Exercise:
In the material below, find each line holding the string "xlabel" and copy it.

[Data entries]
- - - - -
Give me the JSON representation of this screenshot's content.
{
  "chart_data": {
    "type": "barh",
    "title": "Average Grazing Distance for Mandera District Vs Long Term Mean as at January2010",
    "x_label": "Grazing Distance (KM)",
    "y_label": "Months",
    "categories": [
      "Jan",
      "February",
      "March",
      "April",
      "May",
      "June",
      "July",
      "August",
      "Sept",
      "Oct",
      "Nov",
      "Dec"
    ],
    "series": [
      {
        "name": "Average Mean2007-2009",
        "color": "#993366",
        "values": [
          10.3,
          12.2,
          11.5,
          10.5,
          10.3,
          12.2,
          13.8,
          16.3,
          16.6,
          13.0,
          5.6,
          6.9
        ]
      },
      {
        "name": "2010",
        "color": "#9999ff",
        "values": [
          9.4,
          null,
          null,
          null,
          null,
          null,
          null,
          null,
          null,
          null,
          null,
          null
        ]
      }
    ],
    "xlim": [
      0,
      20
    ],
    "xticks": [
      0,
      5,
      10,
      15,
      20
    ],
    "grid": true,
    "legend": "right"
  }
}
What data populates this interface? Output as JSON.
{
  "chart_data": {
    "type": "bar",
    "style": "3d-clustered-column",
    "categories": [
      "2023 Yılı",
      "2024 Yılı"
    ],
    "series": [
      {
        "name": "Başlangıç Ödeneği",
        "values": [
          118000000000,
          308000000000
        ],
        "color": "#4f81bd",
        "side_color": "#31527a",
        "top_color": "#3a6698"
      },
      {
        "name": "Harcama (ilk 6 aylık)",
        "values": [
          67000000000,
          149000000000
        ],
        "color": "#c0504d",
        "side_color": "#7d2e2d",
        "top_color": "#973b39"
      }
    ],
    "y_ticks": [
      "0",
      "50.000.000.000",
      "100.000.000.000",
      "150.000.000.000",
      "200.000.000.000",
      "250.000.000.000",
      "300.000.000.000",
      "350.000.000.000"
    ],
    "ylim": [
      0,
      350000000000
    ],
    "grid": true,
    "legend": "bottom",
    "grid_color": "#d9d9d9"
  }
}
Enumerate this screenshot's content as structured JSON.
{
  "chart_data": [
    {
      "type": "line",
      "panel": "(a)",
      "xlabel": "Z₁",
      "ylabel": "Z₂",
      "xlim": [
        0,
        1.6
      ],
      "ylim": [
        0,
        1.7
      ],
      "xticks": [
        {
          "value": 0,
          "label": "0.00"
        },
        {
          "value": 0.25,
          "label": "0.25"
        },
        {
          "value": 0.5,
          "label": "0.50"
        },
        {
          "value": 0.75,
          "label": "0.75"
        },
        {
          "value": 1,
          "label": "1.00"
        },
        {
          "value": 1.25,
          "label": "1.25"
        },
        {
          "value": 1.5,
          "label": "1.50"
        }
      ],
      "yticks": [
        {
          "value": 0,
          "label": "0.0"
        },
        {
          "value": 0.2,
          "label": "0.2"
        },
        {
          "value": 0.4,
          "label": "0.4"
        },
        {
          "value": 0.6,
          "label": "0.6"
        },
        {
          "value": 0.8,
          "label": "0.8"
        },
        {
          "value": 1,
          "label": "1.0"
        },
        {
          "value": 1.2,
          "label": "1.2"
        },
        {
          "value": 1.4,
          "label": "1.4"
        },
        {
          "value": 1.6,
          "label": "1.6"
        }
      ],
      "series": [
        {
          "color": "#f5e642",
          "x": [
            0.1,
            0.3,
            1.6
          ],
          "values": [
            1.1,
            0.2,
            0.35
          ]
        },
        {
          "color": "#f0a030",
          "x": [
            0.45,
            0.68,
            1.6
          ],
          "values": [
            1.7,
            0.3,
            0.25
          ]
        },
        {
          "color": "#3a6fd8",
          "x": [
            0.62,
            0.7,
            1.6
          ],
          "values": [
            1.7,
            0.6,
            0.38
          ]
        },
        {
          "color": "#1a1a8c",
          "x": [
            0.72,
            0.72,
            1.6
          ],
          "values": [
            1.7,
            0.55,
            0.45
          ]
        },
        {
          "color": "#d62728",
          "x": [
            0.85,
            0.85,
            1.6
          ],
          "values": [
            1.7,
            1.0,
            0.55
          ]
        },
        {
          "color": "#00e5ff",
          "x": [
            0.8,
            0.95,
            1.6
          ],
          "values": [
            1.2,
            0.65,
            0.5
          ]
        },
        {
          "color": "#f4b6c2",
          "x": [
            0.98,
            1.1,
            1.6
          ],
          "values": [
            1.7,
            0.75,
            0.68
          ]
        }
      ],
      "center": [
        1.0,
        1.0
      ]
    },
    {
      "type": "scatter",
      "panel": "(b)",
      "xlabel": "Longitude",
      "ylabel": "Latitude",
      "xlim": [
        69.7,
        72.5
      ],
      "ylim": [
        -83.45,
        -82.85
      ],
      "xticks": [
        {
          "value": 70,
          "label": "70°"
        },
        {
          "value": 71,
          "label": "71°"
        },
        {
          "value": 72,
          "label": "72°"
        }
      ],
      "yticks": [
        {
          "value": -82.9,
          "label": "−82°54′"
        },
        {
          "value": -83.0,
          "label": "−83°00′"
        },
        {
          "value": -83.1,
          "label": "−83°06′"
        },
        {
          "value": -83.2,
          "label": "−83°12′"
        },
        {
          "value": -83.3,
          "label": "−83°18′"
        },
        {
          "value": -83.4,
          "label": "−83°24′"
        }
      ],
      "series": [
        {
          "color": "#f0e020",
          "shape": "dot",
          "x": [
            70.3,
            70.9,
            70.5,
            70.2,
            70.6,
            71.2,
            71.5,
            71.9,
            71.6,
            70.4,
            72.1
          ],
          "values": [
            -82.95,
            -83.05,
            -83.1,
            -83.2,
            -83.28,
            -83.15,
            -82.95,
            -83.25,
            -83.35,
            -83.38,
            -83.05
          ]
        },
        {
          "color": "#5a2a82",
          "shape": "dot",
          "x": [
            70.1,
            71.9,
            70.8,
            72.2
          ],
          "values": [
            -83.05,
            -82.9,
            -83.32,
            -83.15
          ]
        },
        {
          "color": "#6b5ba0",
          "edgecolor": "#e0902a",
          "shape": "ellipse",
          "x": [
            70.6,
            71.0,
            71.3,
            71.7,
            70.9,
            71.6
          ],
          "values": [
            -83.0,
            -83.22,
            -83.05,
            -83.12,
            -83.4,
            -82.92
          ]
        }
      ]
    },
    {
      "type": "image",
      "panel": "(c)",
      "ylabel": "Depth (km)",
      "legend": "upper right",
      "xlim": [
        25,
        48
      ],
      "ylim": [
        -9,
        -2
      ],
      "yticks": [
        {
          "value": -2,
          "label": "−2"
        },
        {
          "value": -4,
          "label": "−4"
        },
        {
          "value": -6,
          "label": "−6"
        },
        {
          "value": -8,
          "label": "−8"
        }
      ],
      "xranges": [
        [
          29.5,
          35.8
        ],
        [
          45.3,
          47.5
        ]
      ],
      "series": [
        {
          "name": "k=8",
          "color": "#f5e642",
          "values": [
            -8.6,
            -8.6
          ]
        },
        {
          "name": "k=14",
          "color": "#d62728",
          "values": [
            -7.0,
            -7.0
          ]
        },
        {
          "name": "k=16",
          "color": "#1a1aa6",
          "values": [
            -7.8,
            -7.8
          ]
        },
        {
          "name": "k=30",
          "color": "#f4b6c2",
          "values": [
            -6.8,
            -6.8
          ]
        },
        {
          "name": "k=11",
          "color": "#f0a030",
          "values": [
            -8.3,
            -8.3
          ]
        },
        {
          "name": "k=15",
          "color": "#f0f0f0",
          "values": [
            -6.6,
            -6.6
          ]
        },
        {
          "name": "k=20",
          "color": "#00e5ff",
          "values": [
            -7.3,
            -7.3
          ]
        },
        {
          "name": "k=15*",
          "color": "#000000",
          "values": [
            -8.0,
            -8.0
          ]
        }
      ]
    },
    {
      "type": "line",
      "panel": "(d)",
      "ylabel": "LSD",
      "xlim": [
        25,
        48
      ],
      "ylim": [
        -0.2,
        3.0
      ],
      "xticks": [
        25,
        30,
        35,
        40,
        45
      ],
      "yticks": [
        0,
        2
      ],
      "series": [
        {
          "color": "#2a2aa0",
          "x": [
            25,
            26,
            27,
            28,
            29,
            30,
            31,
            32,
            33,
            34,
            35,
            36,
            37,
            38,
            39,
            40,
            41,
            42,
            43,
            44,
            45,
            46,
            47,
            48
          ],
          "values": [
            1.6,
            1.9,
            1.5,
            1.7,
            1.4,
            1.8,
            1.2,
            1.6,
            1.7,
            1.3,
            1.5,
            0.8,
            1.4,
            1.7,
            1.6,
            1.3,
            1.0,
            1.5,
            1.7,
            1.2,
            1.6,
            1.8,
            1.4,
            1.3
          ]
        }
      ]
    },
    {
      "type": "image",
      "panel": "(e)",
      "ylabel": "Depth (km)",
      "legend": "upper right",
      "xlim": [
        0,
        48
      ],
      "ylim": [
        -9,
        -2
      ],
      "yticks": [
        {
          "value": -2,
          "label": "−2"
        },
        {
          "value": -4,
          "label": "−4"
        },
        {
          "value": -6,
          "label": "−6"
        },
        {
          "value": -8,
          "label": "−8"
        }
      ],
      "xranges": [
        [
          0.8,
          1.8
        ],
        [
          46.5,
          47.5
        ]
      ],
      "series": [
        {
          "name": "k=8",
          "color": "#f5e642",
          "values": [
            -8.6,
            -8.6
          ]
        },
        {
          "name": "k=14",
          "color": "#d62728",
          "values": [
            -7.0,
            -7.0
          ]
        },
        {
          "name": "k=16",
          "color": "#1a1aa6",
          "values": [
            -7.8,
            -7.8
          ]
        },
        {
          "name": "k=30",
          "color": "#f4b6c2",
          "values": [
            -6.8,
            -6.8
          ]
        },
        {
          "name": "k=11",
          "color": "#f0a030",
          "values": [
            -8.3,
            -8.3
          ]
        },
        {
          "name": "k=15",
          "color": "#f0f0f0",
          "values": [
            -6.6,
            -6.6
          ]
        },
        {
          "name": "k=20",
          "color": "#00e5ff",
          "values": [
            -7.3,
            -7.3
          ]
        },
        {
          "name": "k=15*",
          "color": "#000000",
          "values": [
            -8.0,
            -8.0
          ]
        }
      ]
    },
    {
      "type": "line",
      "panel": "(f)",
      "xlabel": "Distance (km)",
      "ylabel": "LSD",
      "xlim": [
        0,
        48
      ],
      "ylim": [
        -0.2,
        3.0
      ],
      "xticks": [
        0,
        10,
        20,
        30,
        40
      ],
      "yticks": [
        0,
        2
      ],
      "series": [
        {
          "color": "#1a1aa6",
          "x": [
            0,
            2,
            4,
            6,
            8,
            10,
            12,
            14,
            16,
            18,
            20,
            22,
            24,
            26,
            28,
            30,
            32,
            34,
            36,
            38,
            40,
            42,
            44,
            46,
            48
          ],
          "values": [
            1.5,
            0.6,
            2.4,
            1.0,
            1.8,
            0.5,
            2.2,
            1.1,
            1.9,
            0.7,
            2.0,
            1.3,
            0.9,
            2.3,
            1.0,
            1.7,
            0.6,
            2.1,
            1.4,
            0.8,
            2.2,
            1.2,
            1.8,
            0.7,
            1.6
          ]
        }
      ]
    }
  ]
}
- - - - -
Written answer:
      "xlabel": "Z₁",
      "xlabel": "Longitude",
      "xlabel": "Distance (km)",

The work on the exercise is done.